_The problem_
Gather up the lines that contain "word".

_Data shown_
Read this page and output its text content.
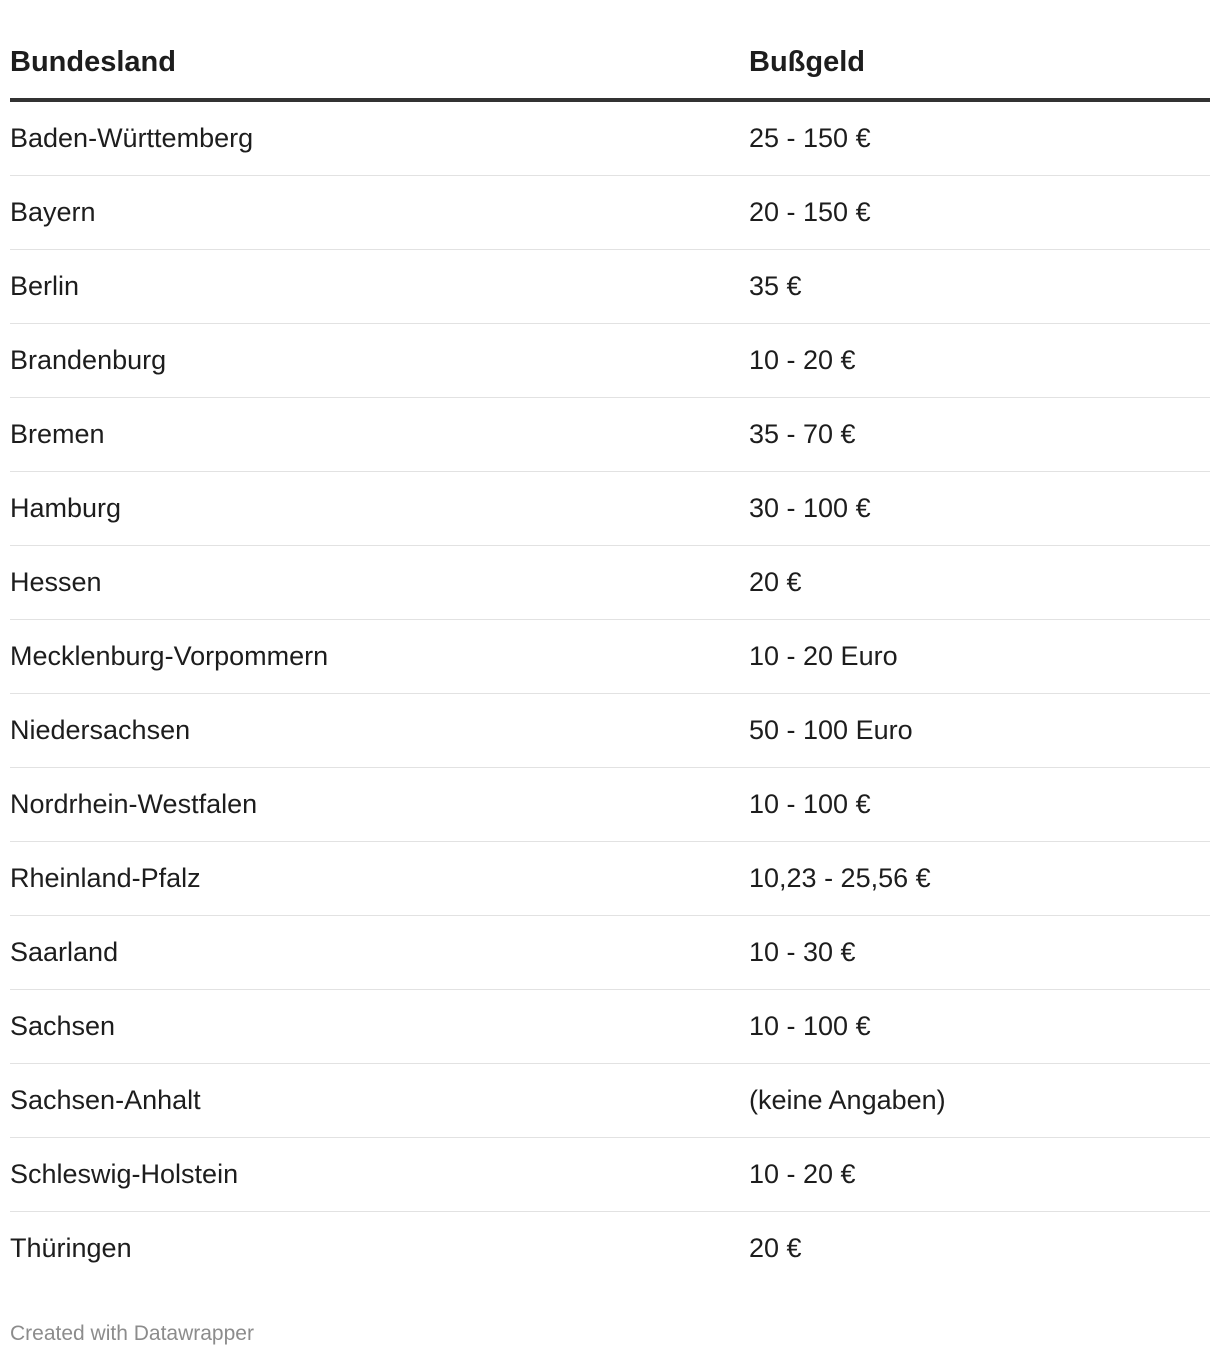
Bundesland	Bußgeld
Baden-Württemberg	25 - 150 €
Bayern	20 - 150 €
Berlin	35 €
Brandenburg	10 - 20 €
Bremen	35 - 70 €
Hamburg	30 - 100 €
Hessen	20 €
Mecklenburg-Vorpommern	10 - 20 Euro
Niedersachsen	50 - 100 Euro
Nordrhein-Westfalen	10 - 100 €
Rheinland-Pfalz	10,23 - 25,56 €
Saarland	10 - 30 €
Sachsen	10 - 100 €
Sachsen-Anhalt	(keine Angaben)
Schleswig-Holstein	10 - 20 €
Thüringen	20 €
Created with Datawrapper
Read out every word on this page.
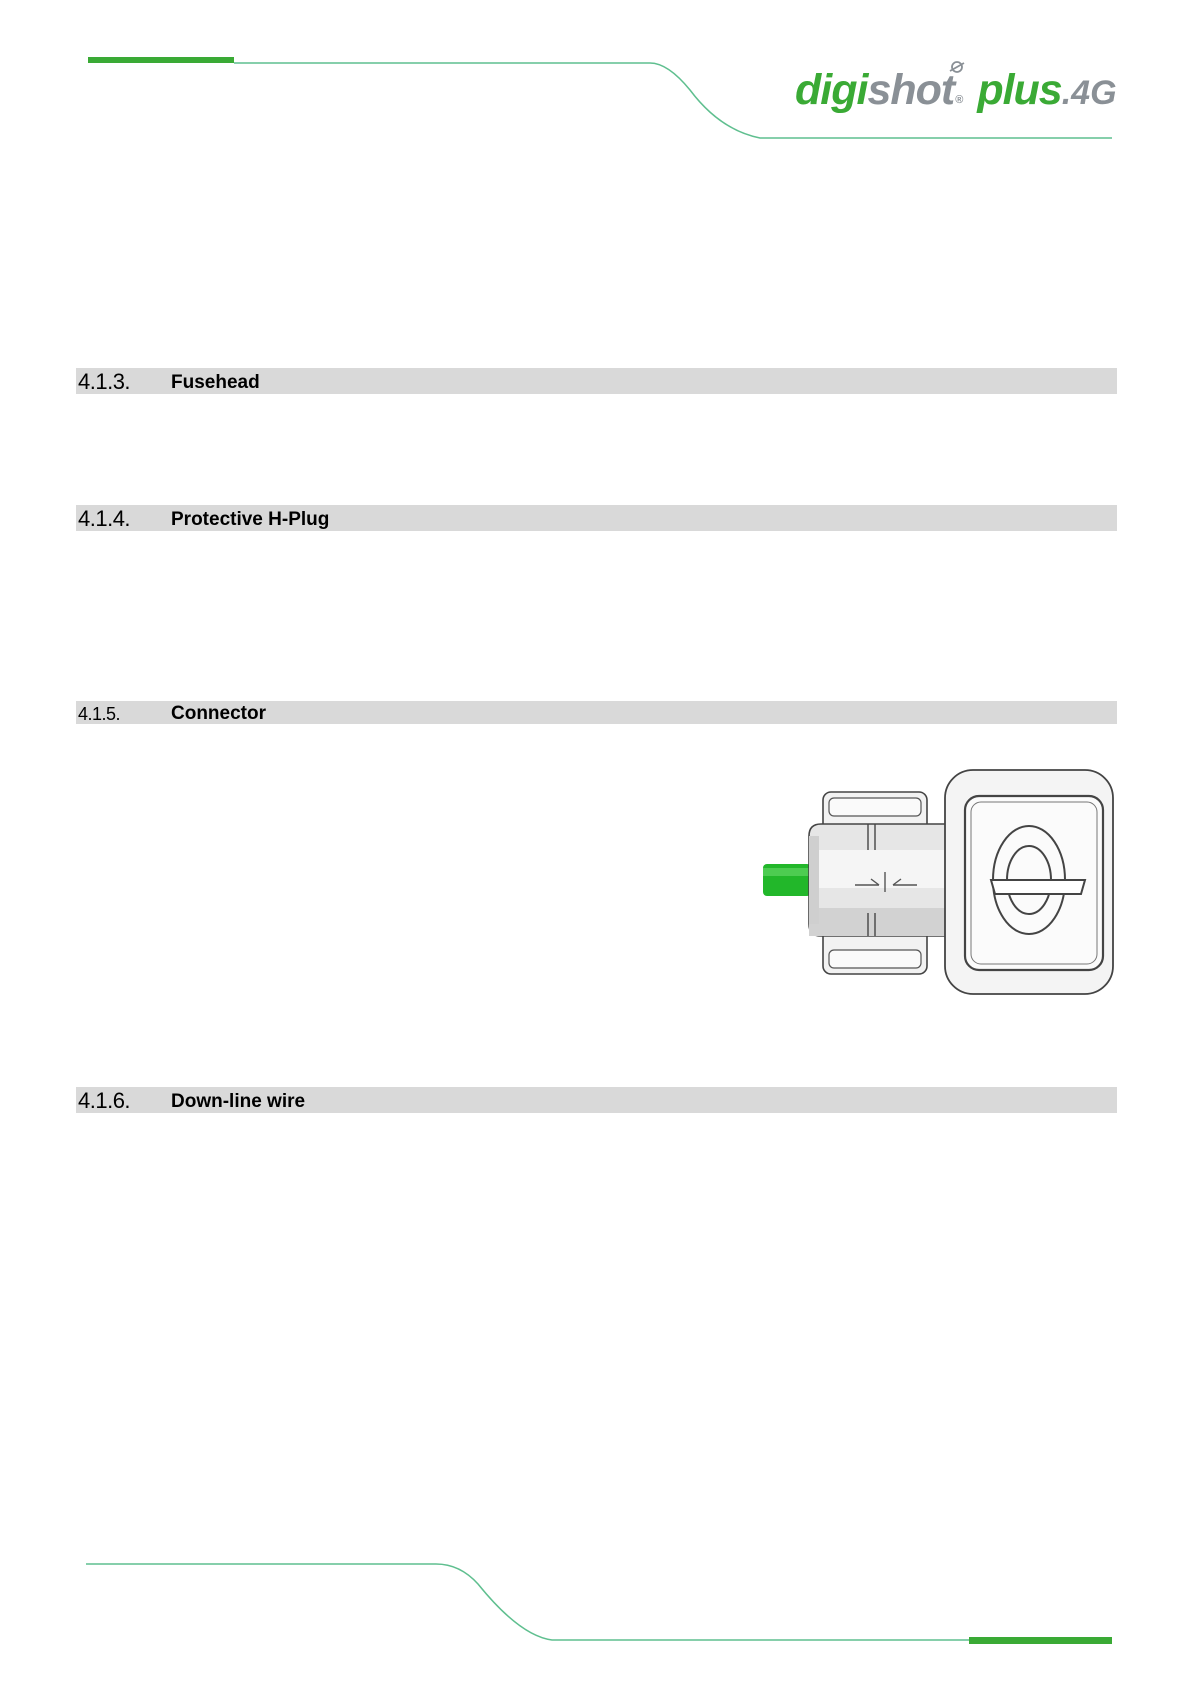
digishot® plus.4G
4.1.3. Fusehead
4.1.4. Protective H-Plug
4.1.5.	Connector
4.1.6. Down-line wire
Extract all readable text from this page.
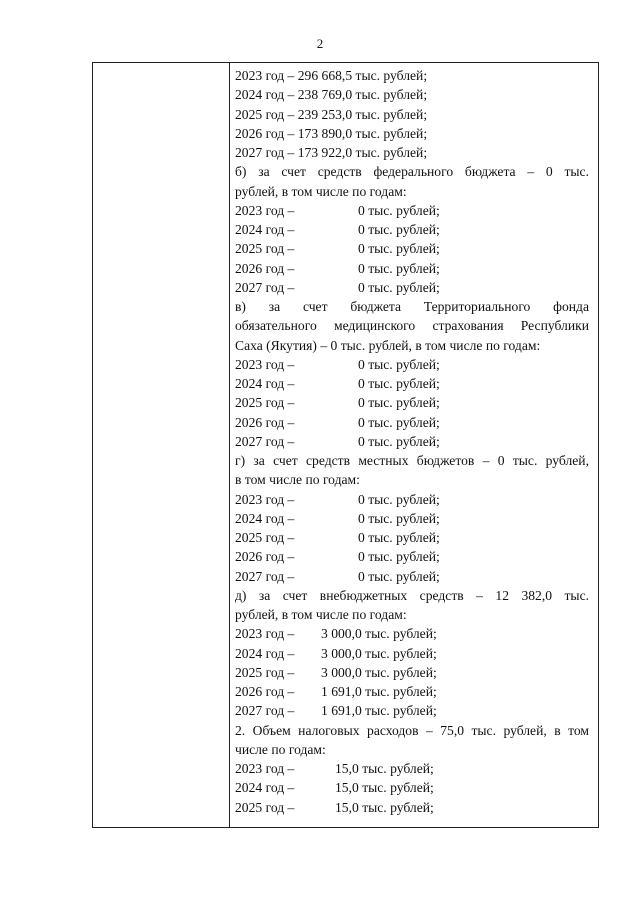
2
2023 год – 296 668,5 тыс. рублей;
2024 год – 238 769,0 тыс. рублей;
2025 год – 239 253,0 тыс. рублей;
2026 год – 173 890,0 тыс. рублей;
2027 год – 173 922,0 тыс. рублей;
б) за счет средств федерального бюджета – 0 тыс.
рублей, в том числе по годам:
2023 год –	0 тыс. рублей;
2024 год –	0 тыс. рублей;
2025 год –	0 тыс. рублей;
2026 год –	0 тыс. рублей;
2027 год –	0 тыс. рублей;
в) за счет бюджета Территориального фонда
обязательного медицинского страхования Республики
Саха (Якутия) – 0 тыс. рублей, в том числе по годам:
2023 год –	0 тыс. рублей;
2024 год –	0 тыс. рублей;
2025 год –	0 тыс. рублей;
2026 год –	0 тыс. рублей;
2027 год –	0 тыс. рублей;
г) за счет средств местных бюджетов – 0 тыс. рублей,
в том числе по годам:
2023 год –	0 тыс. рублей;
2024 год –	0 тыс. рублей;
2025 год –	0 тыс. рублей;
2026 год –	0 тыс. рублей;
2027 год –	0 тыс. рублей;
д) за счет внебюджетных средств – 12 382,0 тыс.
рублей, в том числе по годам:
2023 год –	3 000,0 тыс. рублей;
2024 год –	3 000,0 тыс. рублей;
2025 год –	3 000,0 тыс. рублей;
2026 год –	1 691,0 тыс. рублей;
2027 год –	1 691,0 тыс. рублей;
2. Объем налоговых расходов – 75,0 тыс. рублей, в том
числе по годам:
2023 год –	15,0 тыс. рублей;
2024 год –	15,0 тыс. рублей;
2025 год –	15,0 тыс. рублей;
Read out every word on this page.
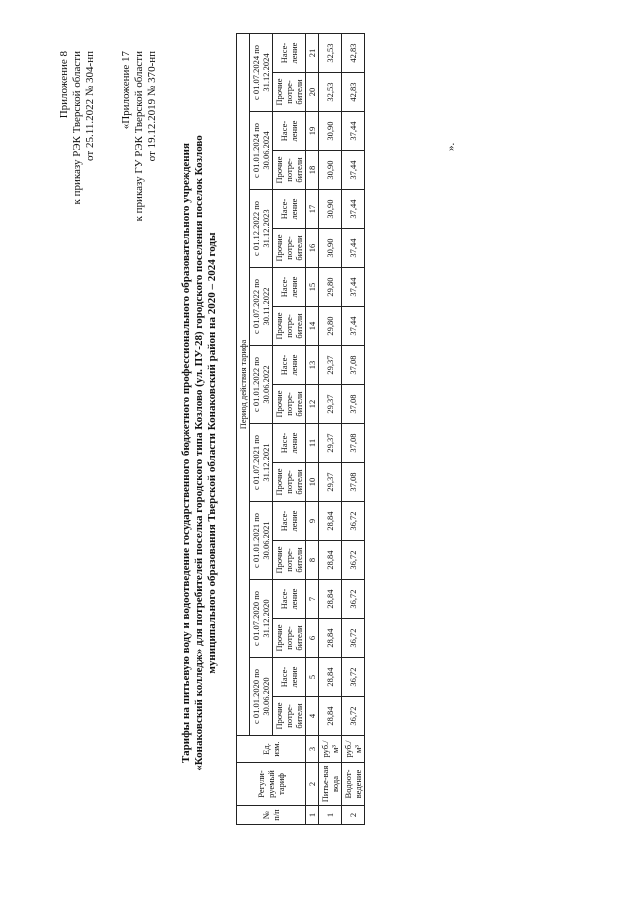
Приложение 8 к приказу РЭК Тверской области от 25.11.2022 № 304-нп «Приложение 17 к приказу ГУ РЭК Тверской области от 19.12.2019 № 370-нп
Тарифы на питьевую воду и водоотведение государственного бюджетного профессионального образовательного учреждения «Конаковский колледж» для потребителей поселка городского типа Козлово (ул. ПУ-28) городского поселения поселок Козлово муниципального образования Тверской области Конаковский район на 2020 – 2024 годы
№ п/п	Регули-руемый тариф	Ед. изм.	Период действия тарифа																	
			с 01.01.2020 по 30.06.2020		с 01.07.2020 по 31.12.2020		с 01.01.2021 по 30.06.2021		с 01.07.2021 по 31.12.2021		с 01.01.2022 по 30.06.2022		с 01.07.2022 по 30.11.2022		с 01.12.2022 по 31.12.2023		с 01.01.2024 по 30.06.2024		с 01.07.2024 по 31.12.2024	
			Прочие потре-бители	Насе-ление	Прочие потре-бители	Насе-ление	Прочие потре-бители	Насе-ление	Прочие потре-бители	Насе-ление	Прочие потре-бители	Насе-ление	Прочие потре-бители	Насе-ление	Прочие потре-бители	Насе-ление	Прочие потре-бители	Насе-ление	Прочие потре-бители	Насе-ление
1	2	3	4	5	6	7	8	9	10	11	12	13	14	15	16	17	18	19	20	21
1	Питье-вая вода	руб./м³	28,84	28,84	28,84	28,84	28,84	28,84	29,37	29,37	29,37	29,37	29,80	29,80	30,90	30,90	30,90	30,90	32,53	32,53
2	Водоот-ведение	руб./м³	36,72	36,72	36,72	36,72	36,72	36,72	37,08	37,08	37,08	37,08	37,44	37,44	37,44	37,44	37,44	37,44	42,83	42,83
».
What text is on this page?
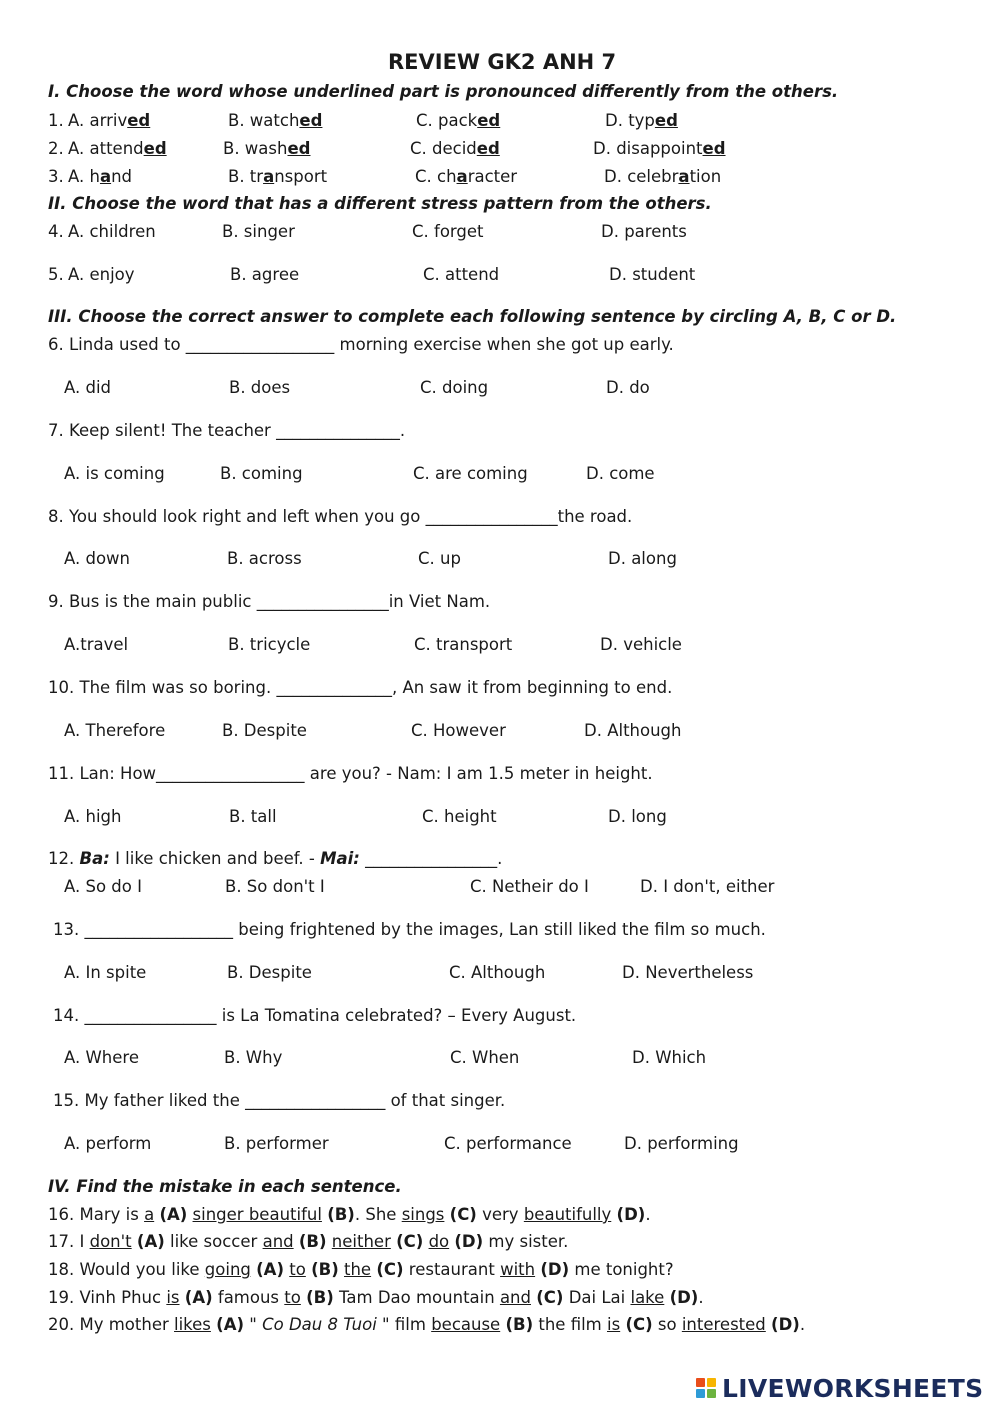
REVIEW GK2 ANH 7
I. Choose the word whose underlined part is pronounced differently from the others.
1. A. arrived	B. watched	C. packed	D. typed
2. A. attended	B. washed	C. decided	D. disappointed
3. A. hand	B. transport	C. character	D. celebration
II. Choose the word that has a different stress pattern from the others.
4. A. children	B. singer	C. forget	D. parents
5. A. enjoy	B. agree	C. attend	D. student
III. Choose the correct answer to complete each following sentence by circling A, B, C or D.
6. Linda used to __________________ morning exercise when she got up early.
A. did	B. does	C. doing	D. do
7. Keep silent! The teacher _______________.
A. is coming	B. coming	C. are coming	D. come
8. You should look right and left when you go ________________the road.
A. down	B. across	C. up	D. along
9. Bus is the main public ________________in Viet Nam.
A.travel	B. tricycle	C. transport	D. vehicle
10. The film was so boring. ______________, An saw it from beginning to end.
A. Therefore	B. Despite	C. However	D. Although
11. Lan: How__________________ are you? - Nam: I am 1.5 meter in height.
A. high	B. tall	C. height	D. long
12. Ba: I like chicken and beef. - Mai: ________________.
A. So do I	B. So don't I	C. Netheir do I	D. I don't, either
13. __________________ being frightened by the images, Lan still liked the film so much.
A. In spite	B. Despite	C. Although	D. Nevertheless
14. ________________ is La Tomatina celebrated? – Every August.
A. Where	B. Why	C. When	D. Which
15. My father liked the _________________ of that singer.
A. perform	B. performer	C. performance	D. performing
IV. Find the mistake in each sentence.
16. Mary is a (A) singer beautiful (B). She sings (C) very beautifully (D).
17. I don't (A) like soccer and (B) neither (C) do (D) my sister.
18. Would you like going (A) to (B) the (C) restaurant with (D) me tonight?
19. Vinh Phuc is (A) famous to (B) Tam Dao mountain and (C) Dai Lai lake (D).
20. My mother likes (A) " Co Dau 8 Tuoi " film because (B) the film is (C) so interested (D).
LIVEWORKSHEETS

_Exercise response_
Read out every word on this page.
Read out every word on this page.
I. Choose the word whose underlined part is pronounced differently from the others.
II. Choose the word that has a different stress pattern from the others.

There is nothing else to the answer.